GIVEN INSTRUCTION: Show only lines that include "JSON".

- - - - -

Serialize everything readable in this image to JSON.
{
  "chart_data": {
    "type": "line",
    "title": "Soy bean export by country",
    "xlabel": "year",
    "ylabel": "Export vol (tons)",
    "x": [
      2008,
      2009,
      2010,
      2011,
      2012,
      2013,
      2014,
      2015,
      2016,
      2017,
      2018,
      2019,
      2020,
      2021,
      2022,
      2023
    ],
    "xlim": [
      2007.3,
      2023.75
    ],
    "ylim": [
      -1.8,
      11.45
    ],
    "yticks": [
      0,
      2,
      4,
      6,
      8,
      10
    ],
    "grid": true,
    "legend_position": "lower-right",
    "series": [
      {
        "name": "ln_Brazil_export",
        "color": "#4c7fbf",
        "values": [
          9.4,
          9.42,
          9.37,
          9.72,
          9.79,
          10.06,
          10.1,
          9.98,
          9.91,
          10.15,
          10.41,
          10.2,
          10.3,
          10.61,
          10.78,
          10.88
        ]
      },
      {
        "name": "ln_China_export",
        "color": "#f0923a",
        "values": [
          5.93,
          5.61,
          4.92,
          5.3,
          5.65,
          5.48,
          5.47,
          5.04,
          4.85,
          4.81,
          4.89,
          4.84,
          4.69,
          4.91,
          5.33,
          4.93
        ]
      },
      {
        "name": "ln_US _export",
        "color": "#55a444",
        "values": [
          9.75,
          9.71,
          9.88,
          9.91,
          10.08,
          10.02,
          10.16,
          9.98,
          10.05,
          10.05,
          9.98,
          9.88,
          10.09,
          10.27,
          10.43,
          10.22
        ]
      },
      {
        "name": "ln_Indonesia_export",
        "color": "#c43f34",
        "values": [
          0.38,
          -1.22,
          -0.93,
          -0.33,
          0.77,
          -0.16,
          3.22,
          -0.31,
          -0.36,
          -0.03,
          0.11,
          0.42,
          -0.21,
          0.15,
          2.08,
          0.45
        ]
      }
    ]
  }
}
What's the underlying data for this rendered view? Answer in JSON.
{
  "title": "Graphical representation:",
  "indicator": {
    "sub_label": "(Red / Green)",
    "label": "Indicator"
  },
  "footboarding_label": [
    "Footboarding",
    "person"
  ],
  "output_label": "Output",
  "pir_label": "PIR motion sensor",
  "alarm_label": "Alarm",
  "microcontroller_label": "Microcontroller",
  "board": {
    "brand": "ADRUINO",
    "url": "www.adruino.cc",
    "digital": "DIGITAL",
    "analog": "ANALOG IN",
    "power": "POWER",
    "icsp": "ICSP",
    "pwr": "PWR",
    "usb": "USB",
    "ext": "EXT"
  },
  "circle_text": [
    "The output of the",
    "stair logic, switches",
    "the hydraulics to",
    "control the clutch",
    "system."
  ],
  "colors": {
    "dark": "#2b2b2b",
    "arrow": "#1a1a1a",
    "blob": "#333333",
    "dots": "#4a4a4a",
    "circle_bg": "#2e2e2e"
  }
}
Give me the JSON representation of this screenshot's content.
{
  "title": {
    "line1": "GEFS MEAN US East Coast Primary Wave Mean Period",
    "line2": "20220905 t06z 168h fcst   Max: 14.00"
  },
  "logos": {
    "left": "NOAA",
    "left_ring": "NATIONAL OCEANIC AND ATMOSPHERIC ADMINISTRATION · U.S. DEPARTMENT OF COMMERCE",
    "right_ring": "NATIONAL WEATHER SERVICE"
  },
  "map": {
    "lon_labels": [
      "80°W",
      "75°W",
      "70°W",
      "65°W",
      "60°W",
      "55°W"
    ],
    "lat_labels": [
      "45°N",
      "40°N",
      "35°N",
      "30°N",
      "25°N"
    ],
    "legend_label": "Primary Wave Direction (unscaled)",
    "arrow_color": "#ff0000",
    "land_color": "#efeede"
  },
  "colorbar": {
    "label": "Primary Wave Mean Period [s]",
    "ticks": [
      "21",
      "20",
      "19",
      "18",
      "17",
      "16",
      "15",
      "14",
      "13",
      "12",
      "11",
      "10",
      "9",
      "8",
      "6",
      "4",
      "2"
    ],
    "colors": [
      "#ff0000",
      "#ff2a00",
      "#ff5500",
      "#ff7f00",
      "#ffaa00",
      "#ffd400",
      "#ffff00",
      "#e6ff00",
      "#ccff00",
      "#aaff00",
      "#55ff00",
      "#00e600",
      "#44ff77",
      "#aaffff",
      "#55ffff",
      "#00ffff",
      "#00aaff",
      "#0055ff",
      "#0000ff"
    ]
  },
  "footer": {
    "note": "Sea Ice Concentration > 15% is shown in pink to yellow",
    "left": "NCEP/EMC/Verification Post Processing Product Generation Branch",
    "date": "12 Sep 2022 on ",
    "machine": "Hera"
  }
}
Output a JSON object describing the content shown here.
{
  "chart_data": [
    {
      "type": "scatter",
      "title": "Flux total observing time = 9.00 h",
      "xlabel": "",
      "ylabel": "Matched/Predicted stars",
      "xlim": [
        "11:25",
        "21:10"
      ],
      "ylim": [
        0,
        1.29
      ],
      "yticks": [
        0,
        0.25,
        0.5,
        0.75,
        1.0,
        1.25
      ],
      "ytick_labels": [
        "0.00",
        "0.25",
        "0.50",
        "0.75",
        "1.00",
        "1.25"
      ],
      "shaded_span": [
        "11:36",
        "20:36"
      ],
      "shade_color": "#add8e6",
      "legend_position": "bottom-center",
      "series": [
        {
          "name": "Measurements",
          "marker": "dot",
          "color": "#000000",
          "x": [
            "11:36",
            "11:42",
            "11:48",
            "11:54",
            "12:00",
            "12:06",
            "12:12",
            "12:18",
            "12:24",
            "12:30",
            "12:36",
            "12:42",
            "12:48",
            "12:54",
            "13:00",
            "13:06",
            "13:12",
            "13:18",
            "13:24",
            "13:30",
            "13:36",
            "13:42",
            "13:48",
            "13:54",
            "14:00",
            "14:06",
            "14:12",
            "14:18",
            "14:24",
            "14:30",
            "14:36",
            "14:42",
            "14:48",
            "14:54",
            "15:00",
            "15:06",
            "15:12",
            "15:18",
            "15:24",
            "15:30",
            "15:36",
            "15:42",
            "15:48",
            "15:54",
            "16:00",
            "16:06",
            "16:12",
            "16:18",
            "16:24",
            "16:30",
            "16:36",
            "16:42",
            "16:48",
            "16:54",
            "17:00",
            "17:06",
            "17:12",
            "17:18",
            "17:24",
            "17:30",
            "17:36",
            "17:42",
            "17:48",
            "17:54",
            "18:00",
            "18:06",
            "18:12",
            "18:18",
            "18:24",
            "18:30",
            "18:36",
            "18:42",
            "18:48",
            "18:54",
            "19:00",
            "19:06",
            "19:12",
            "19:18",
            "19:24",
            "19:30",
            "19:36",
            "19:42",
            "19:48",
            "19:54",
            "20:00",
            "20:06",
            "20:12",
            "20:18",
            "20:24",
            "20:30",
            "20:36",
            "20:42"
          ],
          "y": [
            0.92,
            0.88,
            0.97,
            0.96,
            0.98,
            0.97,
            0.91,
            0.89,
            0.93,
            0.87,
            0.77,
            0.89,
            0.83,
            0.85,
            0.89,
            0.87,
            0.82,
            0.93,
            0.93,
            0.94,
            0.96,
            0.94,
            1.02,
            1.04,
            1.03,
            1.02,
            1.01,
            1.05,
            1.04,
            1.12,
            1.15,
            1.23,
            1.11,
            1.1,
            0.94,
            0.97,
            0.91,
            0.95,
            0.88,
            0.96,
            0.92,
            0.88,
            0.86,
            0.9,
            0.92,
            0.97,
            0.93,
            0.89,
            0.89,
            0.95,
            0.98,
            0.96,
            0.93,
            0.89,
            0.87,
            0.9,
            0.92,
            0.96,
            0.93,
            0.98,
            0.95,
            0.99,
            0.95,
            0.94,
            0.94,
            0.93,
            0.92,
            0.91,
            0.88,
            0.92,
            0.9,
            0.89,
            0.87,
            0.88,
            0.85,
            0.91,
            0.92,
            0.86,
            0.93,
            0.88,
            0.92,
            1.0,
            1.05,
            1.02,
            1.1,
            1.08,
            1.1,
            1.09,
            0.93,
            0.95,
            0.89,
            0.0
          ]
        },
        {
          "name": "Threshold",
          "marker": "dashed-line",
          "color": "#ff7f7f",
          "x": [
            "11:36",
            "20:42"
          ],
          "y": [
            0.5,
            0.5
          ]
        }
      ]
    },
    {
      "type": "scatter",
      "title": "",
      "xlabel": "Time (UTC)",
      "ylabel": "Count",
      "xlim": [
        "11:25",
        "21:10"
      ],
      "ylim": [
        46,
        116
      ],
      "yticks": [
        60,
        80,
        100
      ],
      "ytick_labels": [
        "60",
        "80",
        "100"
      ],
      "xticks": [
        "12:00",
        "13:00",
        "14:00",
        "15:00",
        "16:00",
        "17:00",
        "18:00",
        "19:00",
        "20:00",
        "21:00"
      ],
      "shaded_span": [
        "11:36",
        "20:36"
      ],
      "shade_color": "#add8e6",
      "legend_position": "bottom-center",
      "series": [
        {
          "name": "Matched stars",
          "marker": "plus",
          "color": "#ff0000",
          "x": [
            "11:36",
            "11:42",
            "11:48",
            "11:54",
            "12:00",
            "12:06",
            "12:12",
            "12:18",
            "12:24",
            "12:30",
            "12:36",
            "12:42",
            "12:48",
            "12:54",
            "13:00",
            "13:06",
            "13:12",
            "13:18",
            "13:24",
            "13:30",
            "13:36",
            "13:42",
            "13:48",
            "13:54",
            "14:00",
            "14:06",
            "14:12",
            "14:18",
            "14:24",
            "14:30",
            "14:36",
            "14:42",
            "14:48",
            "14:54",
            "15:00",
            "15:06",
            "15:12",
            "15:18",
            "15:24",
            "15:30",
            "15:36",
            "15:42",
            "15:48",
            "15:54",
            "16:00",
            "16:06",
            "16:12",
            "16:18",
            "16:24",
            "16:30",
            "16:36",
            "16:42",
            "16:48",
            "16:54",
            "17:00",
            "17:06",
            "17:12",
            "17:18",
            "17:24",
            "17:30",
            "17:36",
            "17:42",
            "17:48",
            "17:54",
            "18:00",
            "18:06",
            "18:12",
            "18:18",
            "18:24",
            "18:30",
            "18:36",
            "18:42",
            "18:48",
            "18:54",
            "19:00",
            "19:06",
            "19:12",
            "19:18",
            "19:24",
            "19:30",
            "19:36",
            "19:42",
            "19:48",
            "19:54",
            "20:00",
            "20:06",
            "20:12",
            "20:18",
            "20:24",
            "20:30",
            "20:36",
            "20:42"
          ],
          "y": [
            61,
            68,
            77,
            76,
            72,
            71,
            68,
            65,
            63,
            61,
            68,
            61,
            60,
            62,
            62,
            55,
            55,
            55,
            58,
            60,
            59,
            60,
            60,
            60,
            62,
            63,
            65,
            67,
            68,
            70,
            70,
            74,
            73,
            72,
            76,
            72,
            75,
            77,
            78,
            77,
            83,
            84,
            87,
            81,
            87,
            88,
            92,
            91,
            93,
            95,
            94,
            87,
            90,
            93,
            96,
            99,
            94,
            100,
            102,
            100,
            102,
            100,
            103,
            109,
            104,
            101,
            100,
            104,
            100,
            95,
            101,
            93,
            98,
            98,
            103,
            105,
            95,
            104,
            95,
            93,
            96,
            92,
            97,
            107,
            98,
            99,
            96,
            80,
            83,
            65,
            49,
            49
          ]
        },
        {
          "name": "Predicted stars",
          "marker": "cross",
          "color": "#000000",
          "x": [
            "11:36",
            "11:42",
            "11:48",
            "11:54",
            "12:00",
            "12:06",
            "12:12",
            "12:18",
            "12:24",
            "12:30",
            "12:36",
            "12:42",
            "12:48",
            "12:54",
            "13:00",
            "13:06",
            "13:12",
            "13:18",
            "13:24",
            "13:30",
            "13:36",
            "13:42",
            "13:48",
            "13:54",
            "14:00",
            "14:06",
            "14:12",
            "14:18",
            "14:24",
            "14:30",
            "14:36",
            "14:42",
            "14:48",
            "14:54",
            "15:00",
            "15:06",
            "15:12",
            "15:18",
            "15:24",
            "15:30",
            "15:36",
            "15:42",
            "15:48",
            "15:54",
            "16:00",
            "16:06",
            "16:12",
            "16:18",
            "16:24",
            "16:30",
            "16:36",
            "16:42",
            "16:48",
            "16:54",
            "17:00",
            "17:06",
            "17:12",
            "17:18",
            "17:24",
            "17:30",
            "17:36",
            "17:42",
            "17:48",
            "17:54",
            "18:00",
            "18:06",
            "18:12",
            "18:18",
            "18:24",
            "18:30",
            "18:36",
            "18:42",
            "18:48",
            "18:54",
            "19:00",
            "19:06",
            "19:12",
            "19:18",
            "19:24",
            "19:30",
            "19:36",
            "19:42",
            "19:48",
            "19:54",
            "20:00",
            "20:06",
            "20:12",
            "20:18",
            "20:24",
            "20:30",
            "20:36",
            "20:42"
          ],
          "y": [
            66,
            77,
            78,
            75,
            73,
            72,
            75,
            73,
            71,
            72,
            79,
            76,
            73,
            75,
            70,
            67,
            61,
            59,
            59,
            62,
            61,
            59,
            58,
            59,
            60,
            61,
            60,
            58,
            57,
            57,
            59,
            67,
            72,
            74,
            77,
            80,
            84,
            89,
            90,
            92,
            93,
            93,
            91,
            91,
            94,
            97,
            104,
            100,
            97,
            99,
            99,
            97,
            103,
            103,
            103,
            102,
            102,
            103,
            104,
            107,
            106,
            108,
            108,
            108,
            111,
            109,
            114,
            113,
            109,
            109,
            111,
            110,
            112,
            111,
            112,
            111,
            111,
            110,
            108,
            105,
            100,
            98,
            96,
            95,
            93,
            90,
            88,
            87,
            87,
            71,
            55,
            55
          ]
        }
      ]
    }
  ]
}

- - - - -

RESULT BELOW:
Serialize everything readable in this image to JSON.
What's the underlying data for this rendered view? Answer in JSON.
Give me the JSON representation of this screenshot's content.
Output a JSON object describing the content shown here.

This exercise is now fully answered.